┏━━

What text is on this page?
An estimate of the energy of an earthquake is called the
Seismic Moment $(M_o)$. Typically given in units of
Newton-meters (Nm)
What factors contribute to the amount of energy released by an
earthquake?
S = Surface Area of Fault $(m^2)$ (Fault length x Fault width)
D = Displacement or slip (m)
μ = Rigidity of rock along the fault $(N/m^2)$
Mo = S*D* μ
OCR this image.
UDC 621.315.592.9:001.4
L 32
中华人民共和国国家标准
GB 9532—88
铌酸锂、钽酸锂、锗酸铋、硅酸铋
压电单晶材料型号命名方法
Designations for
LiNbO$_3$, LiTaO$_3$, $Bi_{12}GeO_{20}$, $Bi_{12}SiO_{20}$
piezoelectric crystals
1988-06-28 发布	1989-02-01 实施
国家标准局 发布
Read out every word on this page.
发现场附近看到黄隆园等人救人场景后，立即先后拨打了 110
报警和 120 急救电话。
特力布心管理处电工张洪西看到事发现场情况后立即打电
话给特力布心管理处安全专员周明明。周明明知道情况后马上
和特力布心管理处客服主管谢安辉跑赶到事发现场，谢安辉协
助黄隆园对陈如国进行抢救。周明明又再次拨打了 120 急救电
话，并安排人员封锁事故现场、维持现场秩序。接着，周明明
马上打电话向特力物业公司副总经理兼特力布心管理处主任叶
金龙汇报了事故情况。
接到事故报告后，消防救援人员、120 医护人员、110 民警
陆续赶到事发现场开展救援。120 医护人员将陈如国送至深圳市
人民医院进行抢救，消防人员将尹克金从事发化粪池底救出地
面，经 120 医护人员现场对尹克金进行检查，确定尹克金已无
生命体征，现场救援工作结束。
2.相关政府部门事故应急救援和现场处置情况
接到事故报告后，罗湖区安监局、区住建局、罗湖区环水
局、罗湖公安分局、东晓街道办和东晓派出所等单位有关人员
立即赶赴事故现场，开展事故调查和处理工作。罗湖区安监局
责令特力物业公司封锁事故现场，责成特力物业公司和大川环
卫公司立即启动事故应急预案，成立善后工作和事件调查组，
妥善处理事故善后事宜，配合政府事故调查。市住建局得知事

┗━━

◆ **PROBLEM TO WORK ON**
Everything from the line containing "OCR this image." to the end of the data above should be quoted exactly, please, both ends included, and nothing outside that span.

◆ **TASK OUTPUT**
OCR this image.
UDC 621.315.592.9:001.4
L 32
中华人民共和国国家标准
GB 9532—88
铌酸锂、钽酸锂、锗酸铋、硅酸铋
压电单晶材料型号命名方法
Designations for
LiNbO$_3$, LiTaO$_3$, $Bi_{12}GeO_{20}$, $Bi_{12}SiO_{20}$
piezoelectric crystals
1988-06-28 发布	1989-02-01 实施
国家标准局 发布
Read out every word on this page.
发现场附近看到黄隆园等人救人场景后，立即先后拨打了 110
报警和 120 急救电话。
特力布心管理处电工张洪西看到事发现场情况后立即打电
话给特力布心管理处安全专员周明明。周明明知道情况后马上
和特力布心管理处客服主管谢安辉跑赶到事发现场，谢安辉协
助黄隆园对陈如国进行抢救。周明明又再次拨打了 120 急救电
话，并安排人员封锁事故现场、维持现场秩序。接着，周明明
马上打电话向特力物业公司副总经理兼特力布心管理处主任叶
金龙汇报了事故情况。
接到事故报告后，消防救援人员、120 医护人员、110 民警
陆续赶到事发现场开展救援。120 医护人员将陈如国送至深圳市
人民医院进行抢救，消防人员将尹克金从事发化粪池底救出地
面，经 120 医护人员现场对尹克金进行检查，确定尹克金已无
生命体征，现场救援工作结束。
2.相关政府部门事故应急救援和现场处置情况
接到事故报告后，罗湖区安监局、区住建局、罗湖区环水
局、罗湖公安分局、东晓街道办和东晓派出所等单位有关人员
立即赶赴事故现场，开展事故调查和处理工作。罗湖区安监局
责令特力物业公司封锁事故现场，责成特力物业公司和大川环
卫公司立即启动事故应急预案，成立善后工作和事件调查组，
妥善处理事故善后事宜，配合政府事故调查。市住建局得知事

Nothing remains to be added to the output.